→ **Brief**:
Read the lines below. Copy out any that hold the string "class".

*** Opening Records supplied ***

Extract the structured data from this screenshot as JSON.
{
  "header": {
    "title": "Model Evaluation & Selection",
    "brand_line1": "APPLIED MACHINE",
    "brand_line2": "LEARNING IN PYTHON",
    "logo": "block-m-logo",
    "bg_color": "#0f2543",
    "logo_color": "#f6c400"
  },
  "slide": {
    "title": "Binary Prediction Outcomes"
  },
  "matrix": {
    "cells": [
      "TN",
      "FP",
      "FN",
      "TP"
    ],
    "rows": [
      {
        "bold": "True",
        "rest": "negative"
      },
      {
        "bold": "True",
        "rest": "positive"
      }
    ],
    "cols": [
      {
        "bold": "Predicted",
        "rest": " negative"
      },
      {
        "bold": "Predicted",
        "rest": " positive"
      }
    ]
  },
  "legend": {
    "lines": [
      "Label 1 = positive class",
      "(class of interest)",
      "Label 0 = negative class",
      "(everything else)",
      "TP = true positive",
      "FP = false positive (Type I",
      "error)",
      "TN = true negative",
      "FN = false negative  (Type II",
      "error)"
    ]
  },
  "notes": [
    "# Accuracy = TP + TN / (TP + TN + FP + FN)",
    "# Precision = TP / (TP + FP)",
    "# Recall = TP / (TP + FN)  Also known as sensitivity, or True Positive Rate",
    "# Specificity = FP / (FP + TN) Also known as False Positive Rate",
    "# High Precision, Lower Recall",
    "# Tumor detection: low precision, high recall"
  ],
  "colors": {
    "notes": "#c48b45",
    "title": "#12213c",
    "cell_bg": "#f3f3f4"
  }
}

*** Closing Records supplied ***
*** Opening Records supplied ***

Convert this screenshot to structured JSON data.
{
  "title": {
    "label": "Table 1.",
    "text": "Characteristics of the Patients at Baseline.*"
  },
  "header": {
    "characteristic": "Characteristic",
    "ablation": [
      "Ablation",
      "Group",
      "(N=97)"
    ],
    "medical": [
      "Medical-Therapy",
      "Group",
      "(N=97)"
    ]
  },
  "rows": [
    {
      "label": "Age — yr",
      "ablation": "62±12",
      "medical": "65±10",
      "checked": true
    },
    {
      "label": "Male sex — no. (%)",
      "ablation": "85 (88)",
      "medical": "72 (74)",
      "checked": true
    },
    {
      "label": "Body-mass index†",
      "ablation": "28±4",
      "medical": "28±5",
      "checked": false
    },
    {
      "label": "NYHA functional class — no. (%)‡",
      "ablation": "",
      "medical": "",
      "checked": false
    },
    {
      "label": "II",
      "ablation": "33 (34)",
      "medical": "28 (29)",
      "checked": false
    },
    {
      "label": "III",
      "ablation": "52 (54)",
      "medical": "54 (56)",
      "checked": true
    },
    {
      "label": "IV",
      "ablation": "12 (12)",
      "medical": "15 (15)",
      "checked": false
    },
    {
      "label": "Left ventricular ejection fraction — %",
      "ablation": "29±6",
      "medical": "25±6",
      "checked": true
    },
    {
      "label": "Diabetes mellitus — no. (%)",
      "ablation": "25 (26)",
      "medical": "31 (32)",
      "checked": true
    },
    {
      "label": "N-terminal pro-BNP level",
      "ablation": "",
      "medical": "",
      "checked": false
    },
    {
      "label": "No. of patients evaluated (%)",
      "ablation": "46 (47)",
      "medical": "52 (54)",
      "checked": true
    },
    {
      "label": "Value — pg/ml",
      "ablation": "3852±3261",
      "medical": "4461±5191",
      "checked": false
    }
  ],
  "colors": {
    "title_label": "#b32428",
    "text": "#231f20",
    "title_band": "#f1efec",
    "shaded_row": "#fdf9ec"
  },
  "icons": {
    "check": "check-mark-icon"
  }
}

*** Closing Records supplied ***

→ **Exercise response**:
      "Label 1 = positive class",
      "(class of interest)",
      "Label 0 = negative class",
      "label": "NYHA functional class — no. (%)‡",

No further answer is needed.